----- DATA PROVIDED

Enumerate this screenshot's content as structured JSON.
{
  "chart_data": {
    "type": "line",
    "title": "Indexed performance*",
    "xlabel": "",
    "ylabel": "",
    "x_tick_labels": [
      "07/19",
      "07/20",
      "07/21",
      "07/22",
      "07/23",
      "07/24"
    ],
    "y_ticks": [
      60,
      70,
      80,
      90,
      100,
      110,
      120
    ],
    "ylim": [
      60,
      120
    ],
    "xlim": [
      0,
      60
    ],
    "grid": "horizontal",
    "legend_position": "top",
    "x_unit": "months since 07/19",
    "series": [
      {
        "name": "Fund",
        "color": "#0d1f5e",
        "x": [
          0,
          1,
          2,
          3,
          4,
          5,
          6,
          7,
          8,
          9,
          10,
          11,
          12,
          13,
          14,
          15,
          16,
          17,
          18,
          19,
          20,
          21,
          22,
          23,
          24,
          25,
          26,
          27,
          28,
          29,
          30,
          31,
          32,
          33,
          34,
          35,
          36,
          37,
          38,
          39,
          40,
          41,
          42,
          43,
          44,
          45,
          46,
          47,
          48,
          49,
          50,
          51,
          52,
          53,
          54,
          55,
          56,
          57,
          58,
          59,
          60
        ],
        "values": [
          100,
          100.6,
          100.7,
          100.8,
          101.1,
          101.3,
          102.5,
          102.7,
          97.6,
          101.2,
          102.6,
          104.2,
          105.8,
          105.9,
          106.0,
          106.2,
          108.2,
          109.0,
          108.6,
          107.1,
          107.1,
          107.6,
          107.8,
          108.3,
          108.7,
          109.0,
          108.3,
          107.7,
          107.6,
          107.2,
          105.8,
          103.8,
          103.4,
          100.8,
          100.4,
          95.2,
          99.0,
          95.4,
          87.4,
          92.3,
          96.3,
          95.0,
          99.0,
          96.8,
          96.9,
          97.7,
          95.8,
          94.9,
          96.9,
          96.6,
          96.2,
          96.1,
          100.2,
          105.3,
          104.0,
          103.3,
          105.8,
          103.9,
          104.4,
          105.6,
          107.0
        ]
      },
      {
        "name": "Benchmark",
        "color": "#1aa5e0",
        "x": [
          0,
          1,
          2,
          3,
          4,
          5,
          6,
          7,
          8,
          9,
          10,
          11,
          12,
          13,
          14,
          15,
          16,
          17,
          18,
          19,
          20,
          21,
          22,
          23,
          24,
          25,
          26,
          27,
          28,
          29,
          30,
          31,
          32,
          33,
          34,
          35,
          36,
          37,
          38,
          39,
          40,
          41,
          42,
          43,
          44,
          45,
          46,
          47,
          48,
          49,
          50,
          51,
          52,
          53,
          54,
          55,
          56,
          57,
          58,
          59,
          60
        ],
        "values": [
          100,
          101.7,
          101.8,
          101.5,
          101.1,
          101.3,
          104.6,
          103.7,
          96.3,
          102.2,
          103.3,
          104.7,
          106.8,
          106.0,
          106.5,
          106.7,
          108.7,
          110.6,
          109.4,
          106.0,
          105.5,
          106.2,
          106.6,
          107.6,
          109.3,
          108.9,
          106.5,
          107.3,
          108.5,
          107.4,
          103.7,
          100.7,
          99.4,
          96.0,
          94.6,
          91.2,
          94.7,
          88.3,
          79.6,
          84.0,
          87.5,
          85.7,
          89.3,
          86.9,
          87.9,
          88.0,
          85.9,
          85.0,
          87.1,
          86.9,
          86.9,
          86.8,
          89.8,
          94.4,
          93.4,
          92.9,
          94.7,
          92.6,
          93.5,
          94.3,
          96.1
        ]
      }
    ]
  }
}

----------

> TASK STATEMENT
Type out the full listing again, exactly as given.

> WORKED ANSWER
Enumerate this screenshot's content as structured JSON.
{
  "chart_data": {
    "type": "line",
    "title": "Indexed performance*",
    "xlabel": "",
    "ylabel": "",
    "x_tick_labels": [
      "07/19",
      "07/20",
      "07/21",
      "07/22",
      "07/23",
      "07/24"
    ],
    "y_ticks": [
      60,
      70,
      80,
      90,
      100,
      110,
      120
    ],
    "ylim": [
      60,
      120
    ],
    "xlim": [
      0,
      60
    ],
    "grid": "horizontal",
    "legend_position": "top",
    "x_unit": "months since 07/19",
    "series": [
      {
        "name": "Fund",
        "color": "#0d1f5e",
        "x": [
          0,
          1,
          2,
          3,
          4,
          5,
          6,
          7,
          8,
          9,
          10,
          11,
          12,
          13,
          14,
          15,
          16,
          17,
          18,
          19,
          20,
          21,
          22,
          23,
          24,
          25,
          26,
          27,
          28,
          29,
          30,
          31,
          32,
          33,
          34,
          35,
          36,
          37,
          38,
          39,
          40,
          41,
          42,
          43,
          44,
          45,
          46,
          47,
          48,
          49,
          50,
          51,
          52,
          53,
          54,
          55,
          56,
          57,
          58,
          59,
          60
        ],
        "values": [
          100,
          100.6,
          100.7,
          100.8,
          101.1,
          101.3,
          102.5,
          102.7,
          97.6,
          101.2,
          102.6,
          104.2,
          105.8,
          105.9,
          106.0,
          106.2,
          108.2,
          109.0,
          108.6,
          107.1,
          107.1,
          107.6,
          107.8,
          108.3,
          108.7,
          109.0,
          108.3,
          107.7,
          107.6,
          107.2,
          105.8,
          103.8,
          103.4,
          100.8,
          100.4,
          95.2,
          99.0,
          95.4,
          87.4,
          92.3,
          96.3,
          95.0,
          99.0,
          96.8,
          96.9,
          97.7,
          95.8,
          94.9,
          96.9,
          96.6,
          96.2,
          96.1,
          100.2,
          105.3,
          104.0,
          103.3,
          105.8,
          103.9,
          104.4,
          105.6,
          107.0
        ]
      },
      {
        "name": "Benchmark",
        "color": "#1aa5e0",
        "x": [
          0,
          1,
          2,
          3,
          4,
          5,
          6,
          7,
          8,
          9,
          10,
          11,
          12,
          13,
          14,
          15,
          16,
          17,
          18,
          19,
          20,
          21,
          22,
          23,
          24,
          25,
          26,
          27,
          28,
          29,
          30,
          31,
          32,
          33,
          34,
          35,
          36,
          37,
          38,
          39,
          40,
          41,
          42,
          43,
          44,
          45,
          46,
          47,
          48,
          49,
          50,
          51,
          52,
          53,
          54,
          55,
          56,
          57,
          58,
          59,
          60
        ],
        "values": [
          100,
          101.7,
          101.8,
          101.5,
          101.1,
          101.3,
          104.6,
          103.7,
          96.3,
          102.2,
          103.3,
          104.7,
          106.8,
          106.0,
          106.5,
          106.7,
          108.7,
          110.6,
          109.4,
          106.0,
          105.5,
          106.2,
          106.6,
          107.6,
          109.3,
          108.9,
          106.5,
          107.3,
          108.5,
          107.4,
          103.7,
          100.7,
          99.4,
          96.0,
          94.6,
          91.2,
          94.7,
          88.3,
          79.6,
          84.0,
          87.5,
          85.7,
          89.3,
          86.9,
          87.9,
          88.0,
          85.9,
          85.0,
          87.1,
          86.9,
          86.9,
          86.8,
          89.8,
          94.4,
          93.4,
          92.9,
          94.7,
          92.6,
          93.5,
          94.3,
          96.1
        ]
      }
    ]
  }
}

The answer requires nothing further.